### Work instructions
Identify and pull out each line of the entries in which "KiwiSaver" occurs.

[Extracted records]
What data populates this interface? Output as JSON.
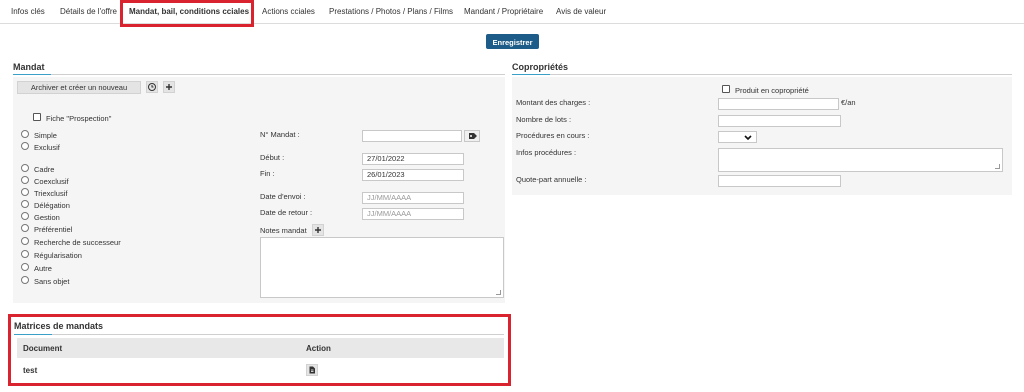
{
  "tabs": [
    {
      "label": "Infos clés"
    },
    {
      "label": "Détails de l'offre"
    },
    {
      "label": "Mandat, bail, conditions cciales"
    },
    {
      "label": "Actions cciales"
    },
    {
      "label": "Prestations / Photos / Plans / Films"
    },
    {
      "label": "Mandant / Propriétaire"
    },
    {
      "label": "Avis de valeur"
    }
  ],
  "save_label": "Enregistrer",
  "mandat": {
    "title": "Mandat",
    "archive_button": "Archiver et créer un nouveau",
    "fiche_prospection": "Fiche \"Prospection\"",
    "types_a": [
      "Simple",
      "Exclusif"
    ],
    "types_b": [
      "Cadre",
      "Coexclusif",
      "Triexclusif",
      "Délégation",
      "Gestion",
      "Préférentiel",
      "Recherche de successeur",
      "Régularisation",
      "Autre",
      "Sans objet"
    ],
    "numero_label": "N° Mandat :",
    "numero_value": "",
    "debut_label": "Début :",
    "debut_value": "27/01/2022",
    "fin_label": "Fin :",
    "fin_value": "26/01/2023",
    "envoi_label": "Date d'envoi :",
    "envoi_placeholder": "JJ/MM/AAAA",
    "retour_label": "Date de retour :",
    "retour_placeholder": "JJ/MM/AAAA",
    "notes_label": "Notes mandat"
  },
  "copro": {
    "title": "Copropriétés",
    "produit_label": "Produit en copropriété",
    "charges_label": "Montant des charges :",
    "charges_unit": "€/an",
    "lots_label": "Nombre de lots :",
    "procedures_label": "Procédures en cours :",
    "infos_label": "Infos procédures :",
    "quote_label": "Quote-part annuelle :"
  },
  "matrices": {
    "title": "Matrices de mandats",
    "col_document": "Document",
    "col_action": "Action",
    "rows": [
      {
        "document": "test"
      }
    ]
  },
  "colors": {
    "accent": "#1d5b88",
    "highlight": "#d9232e",
    "underline": "#3aa0c8"
  }
}
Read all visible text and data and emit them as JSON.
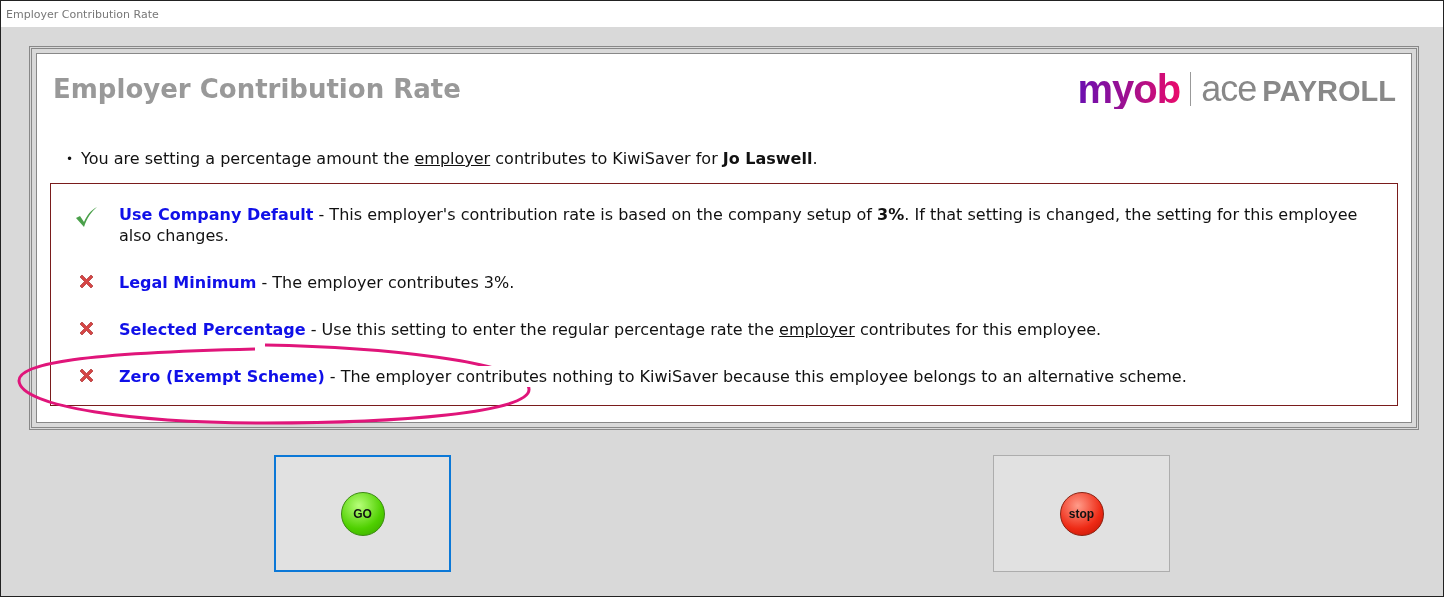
{
  "window": {
    "title": "Employer Contribution Rate"
  },
  "header": {
    "title": "Employer Contribution Rate",
    "logo": {
      "brand": "myob",
      "product_light": "ace",
      "product_bold": "PAYROLL"
    }
  },
  "intro": {
    "bullet": "•",
    "parts": [
      {
        "text": "You are setting a percentage amount the ",
        "kind": "plain"
      },
      {
        "text": "employer",
        "kind": "underline"
      },
      {
        "text": " contributes to KiwiSaver for ",
        "kind": "plain"
      },
      {
        "text": "Jo Laswell",
        "kind": "bold"
      },
      {
        "text": ".",
        "kind": "plain"
      }
    ]
  },
  "options": [
    {
      "kind": "check",
      "label": "Use Company Default",
      "description": [
        {
          "text": " - This employer's contribution rate is based on the company setup of ",
          "kind": "plain"
        },
        {
          "text": "3%",
          "kind": "bold"
        },
        {
          "text": ". If that setting is changed, the setting for this employee also changes.",
          "kind": "plain"
        }
      ]
    },
    {
      "kind": "cross",
      "label": "Legal Minimum",
      "description": [
        {
          "text": " - The employer contributes 3%.",
          "kind": "plain"
        }
      ]
    },
    {
      "kind": "cross",
      "label": "Selected Percentage",
      "description": [
        {
          "text": " - Use this setting to enter the regular percentage rate the ",
          "kind": "plain"
        },
        {
          "text": "employer",
          "kind": "underline"
        },
        {
          "text": " contributes for this employee.",
          "kind": "plain"
        }
      ]
    },
    {
      "kind": "cross",
      "label": "Zero (Exempt Scheme)",
      "description": [
        {
          "text": " - The employer contributes nothing to KiwiSaver because this employee belongs to an alternative scheme.",
          "kind": "plain"
        }
      ]
    }
  ],
  "buttons": [
    {
      "label": "GO",
      "kind": "go",
      "selected": true
    },
    {
      "label": "stop",
      "kind": "stop",
      "selected": false
    }
  ]
}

### Exercise result
        "text": " contributes to KiwiSaver for ",
          "text": " - The employer contributes nothing to KiwiSaver because this employee belongs to an alternative scheme.",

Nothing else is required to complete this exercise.